Search the material below for the string "Short" and list each line that holds it.
# EXTRACTED RECORDS start
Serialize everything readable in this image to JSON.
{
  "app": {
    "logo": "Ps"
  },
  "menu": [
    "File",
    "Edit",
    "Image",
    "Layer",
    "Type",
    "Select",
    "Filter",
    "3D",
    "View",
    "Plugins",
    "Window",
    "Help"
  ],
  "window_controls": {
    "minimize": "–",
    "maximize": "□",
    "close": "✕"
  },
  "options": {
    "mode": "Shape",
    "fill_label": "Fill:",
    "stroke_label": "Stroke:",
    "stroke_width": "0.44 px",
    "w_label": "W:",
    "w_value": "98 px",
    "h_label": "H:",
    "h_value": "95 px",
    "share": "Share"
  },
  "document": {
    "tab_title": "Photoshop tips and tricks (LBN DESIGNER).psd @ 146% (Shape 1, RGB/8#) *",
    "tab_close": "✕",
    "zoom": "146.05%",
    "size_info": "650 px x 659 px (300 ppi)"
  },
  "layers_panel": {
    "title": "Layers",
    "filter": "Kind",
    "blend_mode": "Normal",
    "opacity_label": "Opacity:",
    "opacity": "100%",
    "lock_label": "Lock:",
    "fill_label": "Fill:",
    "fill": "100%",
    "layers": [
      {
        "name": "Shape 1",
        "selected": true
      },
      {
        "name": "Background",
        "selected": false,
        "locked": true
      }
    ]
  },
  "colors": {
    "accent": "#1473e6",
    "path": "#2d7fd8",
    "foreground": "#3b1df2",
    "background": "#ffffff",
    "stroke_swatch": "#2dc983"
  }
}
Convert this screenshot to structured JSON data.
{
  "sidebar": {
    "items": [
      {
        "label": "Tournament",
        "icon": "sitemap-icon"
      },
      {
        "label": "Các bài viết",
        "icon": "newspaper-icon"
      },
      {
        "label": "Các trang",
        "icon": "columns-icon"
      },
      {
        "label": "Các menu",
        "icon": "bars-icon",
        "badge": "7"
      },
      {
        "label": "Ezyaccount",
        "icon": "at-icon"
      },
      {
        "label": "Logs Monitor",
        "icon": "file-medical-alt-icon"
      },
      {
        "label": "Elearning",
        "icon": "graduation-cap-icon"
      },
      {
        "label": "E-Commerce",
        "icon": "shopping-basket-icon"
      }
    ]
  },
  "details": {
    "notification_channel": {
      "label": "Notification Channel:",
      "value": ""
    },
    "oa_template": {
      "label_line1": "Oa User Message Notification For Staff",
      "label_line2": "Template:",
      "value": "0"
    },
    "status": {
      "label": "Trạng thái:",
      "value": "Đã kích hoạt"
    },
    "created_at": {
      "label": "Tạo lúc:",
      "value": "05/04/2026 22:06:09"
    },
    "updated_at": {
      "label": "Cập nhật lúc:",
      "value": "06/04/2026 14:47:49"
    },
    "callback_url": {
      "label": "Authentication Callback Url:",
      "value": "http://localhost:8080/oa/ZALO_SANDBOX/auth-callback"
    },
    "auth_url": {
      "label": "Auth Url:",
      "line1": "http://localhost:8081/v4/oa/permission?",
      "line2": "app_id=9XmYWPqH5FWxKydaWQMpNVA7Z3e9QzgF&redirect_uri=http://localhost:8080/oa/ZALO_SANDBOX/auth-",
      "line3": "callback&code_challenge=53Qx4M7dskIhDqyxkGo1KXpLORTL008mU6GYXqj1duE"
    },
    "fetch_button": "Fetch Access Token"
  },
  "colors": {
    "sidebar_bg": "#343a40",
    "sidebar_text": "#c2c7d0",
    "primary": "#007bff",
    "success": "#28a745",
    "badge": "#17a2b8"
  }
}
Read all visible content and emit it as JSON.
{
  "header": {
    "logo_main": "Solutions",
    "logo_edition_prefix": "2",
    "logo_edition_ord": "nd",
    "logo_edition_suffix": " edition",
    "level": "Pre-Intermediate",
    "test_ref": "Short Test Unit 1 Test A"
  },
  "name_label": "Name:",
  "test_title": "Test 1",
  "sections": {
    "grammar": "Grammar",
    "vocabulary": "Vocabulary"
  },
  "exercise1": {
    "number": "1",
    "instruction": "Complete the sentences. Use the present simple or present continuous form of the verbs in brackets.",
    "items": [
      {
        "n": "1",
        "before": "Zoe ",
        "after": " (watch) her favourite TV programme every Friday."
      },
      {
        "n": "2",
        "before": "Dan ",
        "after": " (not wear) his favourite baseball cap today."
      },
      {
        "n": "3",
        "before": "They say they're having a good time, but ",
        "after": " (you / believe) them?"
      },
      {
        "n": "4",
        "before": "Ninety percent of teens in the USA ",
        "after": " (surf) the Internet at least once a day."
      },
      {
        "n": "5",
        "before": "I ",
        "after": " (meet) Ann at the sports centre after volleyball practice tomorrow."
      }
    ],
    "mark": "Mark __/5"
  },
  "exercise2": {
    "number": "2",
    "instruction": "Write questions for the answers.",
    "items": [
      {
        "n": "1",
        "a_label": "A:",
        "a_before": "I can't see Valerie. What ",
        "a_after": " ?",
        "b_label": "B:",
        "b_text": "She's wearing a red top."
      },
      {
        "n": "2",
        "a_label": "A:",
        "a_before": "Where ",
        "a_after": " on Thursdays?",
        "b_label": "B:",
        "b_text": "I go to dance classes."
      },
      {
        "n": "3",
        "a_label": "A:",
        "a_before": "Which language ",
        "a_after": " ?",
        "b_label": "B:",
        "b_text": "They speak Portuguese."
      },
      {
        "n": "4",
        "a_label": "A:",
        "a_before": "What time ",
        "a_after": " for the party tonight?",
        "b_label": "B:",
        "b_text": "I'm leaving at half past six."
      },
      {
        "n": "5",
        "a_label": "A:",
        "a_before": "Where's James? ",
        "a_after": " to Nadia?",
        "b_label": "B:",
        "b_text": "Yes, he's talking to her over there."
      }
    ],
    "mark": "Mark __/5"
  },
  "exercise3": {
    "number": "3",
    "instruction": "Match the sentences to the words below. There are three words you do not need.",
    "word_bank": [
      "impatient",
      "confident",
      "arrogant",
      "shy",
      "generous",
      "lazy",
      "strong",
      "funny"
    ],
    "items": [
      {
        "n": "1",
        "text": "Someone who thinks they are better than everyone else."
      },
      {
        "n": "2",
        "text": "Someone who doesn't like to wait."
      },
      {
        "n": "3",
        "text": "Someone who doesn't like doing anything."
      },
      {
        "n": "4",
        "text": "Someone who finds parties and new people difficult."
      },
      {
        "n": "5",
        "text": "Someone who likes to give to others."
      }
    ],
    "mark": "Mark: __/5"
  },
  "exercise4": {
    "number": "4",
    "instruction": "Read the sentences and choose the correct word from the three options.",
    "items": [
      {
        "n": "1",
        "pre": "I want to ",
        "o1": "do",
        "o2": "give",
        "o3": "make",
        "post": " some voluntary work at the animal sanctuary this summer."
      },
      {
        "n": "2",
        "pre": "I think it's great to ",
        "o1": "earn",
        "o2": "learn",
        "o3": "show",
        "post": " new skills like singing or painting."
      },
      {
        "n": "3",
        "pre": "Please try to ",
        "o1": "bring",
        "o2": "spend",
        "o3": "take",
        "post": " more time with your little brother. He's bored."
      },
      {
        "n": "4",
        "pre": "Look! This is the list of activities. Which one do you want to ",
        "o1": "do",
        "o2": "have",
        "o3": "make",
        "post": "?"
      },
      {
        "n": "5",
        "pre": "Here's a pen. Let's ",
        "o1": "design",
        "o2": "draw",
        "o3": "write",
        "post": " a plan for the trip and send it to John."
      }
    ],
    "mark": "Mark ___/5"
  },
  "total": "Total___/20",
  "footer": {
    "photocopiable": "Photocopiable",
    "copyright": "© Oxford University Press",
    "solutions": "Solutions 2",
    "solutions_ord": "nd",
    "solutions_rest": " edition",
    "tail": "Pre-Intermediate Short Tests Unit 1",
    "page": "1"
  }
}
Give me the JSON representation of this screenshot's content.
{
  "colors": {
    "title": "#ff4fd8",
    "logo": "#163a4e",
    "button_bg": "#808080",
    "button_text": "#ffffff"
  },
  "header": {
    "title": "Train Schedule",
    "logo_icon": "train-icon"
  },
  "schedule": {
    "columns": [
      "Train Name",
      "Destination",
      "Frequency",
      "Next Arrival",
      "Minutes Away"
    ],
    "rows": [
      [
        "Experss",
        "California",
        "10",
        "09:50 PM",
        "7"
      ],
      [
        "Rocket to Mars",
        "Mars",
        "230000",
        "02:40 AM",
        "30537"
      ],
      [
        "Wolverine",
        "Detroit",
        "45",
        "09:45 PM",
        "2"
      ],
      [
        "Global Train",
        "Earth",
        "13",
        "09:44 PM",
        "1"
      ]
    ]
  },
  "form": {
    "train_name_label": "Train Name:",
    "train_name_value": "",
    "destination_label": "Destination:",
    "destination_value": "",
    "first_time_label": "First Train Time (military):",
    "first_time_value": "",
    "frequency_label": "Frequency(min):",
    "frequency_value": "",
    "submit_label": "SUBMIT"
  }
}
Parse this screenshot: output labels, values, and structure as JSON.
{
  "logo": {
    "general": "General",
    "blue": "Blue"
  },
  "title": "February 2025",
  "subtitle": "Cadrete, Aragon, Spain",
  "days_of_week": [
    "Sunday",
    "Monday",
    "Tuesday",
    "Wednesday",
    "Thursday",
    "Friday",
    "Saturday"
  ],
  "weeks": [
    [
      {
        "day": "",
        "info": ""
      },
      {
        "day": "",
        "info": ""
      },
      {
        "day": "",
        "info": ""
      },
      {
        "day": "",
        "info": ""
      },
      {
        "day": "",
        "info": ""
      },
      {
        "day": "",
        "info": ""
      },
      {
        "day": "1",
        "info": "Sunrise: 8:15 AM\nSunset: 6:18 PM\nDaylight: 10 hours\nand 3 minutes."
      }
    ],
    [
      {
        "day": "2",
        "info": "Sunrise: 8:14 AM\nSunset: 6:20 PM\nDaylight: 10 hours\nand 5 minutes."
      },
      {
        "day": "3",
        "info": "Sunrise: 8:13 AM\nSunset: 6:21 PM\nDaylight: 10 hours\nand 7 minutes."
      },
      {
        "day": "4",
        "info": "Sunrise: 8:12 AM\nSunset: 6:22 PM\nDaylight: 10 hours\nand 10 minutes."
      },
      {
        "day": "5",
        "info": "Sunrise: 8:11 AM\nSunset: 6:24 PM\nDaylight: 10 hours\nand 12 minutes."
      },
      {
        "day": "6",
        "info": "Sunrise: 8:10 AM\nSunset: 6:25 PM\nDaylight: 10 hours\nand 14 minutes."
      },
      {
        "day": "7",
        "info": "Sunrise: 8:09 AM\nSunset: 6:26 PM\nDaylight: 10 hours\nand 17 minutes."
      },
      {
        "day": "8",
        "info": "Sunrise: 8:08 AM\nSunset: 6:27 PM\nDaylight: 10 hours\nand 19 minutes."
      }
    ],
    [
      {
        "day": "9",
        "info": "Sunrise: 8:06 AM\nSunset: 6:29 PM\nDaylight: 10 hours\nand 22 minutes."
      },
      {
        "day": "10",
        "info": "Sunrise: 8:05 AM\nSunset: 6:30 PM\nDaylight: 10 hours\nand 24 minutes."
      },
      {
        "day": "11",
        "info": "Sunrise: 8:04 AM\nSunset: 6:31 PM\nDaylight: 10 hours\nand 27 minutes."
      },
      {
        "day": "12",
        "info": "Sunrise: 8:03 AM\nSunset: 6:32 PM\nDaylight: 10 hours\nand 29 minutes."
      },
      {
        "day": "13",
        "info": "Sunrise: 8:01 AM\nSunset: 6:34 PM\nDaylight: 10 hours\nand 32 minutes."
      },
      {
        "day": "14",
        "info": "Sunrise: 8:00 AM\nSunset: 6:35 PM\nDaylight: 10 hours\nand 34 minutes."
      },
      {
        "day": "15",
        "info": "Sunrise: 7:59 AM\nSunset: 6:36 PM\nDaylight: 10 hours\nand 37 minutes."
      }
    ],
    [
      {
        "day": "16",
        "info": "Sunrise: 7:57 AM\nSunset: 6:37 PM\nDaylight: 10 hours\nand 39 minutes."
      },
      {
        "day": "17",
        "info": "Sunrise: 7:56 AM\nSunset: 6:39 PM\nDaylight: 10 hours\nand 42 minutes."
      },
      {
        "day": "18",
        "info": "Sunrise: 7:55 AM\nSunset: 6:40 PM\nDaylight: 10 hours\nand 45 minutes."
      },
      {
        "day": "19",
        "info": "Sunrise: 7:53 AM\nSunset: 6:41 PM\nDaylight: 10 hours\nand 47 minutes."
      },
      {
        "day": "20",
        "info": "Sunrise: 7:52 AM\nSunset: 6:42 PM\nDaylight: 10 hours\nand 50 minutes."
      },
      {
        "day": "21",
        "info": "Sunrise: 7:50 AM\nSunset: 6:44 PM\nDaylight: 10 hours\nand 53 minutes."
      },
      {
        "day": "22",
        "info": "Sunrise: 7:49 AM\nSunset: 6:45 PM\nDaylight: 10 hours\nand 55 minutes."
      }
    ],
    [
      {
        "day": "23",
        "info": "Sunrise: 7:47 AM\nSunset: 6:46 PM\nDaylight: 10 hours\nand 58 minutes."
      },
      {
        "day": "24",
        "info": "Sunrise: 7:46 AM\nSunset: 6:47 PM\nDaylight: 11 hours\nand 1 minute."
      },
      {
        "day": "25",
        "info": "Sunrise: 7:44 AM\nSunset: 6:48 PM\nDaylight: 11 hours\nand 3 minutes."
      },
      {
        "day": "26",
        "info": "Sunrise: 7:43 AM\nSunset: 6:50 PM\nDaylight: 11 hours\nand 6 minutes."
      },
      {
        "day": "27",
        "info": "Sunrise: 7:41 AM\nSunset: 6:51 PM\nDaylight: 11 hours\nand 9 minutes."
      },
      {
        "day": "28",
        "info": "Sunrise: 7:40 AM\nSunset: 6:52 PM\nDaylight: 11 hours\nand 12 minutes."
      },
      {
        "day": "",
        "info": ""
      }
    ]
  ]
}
# EXTRACTED RECORDS end
TASK RESPONSE:
    "test_ref": "Short Test Unit 1 Test A"
    "tail": "Pre-Intermediate Short Tests Unit 1",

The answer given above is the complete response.